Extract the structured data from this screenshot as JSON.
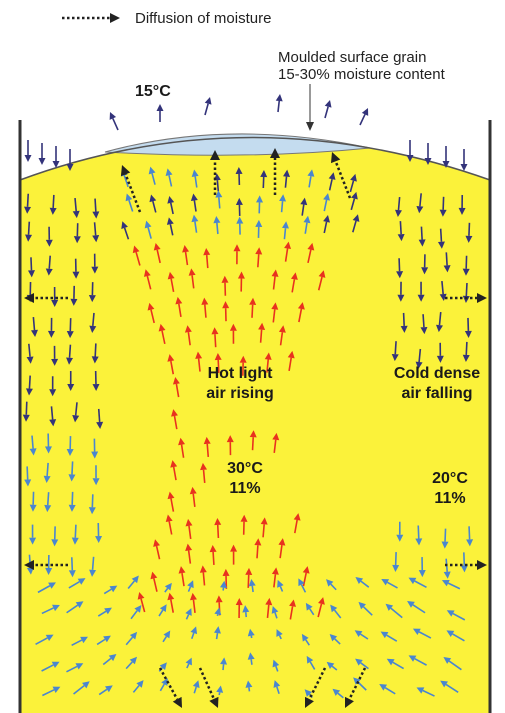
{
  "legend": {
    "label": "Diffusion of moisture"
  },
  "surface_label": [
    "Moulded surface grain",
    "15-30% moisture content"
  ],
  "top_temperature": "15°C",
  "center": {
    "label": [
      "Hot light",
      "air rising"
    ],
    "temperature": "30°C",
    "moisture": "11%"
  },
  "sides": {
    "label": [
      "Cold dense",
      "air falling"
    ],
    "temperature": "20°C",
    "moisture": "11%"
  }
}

____________________

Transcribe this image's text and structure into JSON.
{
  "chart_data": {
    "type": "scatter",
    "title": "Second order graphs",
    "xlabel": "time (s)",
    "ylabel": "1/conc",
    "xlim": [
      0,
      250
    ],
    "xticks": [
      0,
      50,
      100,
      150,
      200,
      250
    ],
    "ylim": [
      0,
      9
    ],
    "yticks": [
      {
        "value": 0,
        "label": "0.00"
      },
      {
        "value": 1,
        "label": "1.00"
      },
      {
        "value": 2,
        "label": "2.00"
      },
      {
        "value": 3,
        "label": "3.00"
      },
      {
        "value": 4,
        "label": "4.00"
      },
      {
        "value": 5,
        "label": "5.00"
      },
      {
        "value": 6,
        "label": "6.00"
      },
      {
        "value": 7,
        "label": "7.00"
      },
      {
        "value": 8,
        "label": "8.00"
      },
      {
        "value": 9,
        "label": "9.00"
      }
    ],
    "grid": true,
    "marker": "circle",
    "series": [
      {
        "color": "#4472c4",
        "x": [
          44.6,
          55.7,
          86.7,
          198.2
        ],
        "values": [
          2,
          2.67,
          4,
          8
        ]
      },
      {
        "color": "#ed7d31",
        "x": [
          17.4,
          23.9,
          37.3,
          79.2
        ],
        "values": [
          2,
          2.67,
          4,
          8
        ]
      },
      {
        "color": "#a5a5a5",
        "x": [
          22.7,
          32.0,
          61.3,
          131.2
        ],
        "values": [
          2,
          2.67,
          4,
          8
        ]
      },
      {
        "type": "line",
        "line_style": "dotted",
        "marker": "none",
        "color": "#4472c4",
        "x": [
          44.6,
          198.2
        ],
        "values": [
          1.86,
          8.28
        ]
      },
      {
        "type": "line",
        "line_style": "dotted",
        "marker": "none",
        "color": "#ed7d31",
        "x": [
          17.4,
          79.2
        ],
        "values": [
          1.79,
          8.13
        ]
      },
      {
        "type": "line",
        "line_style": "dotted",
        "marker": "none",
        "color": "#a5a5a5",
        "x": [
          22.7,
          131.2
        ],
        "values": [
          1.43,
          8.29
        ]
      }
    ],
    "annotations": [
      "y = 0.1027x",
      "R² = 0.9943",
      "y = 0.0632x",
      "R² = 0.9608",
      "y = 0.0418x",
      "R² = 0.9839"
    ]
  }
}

____________________

Task prompt: Where a line in the material above holds "JSON", copy that line.

Task output:
Extract the structured data from this screenshot as JSON.
Transcribe this image's text and structure into JSON.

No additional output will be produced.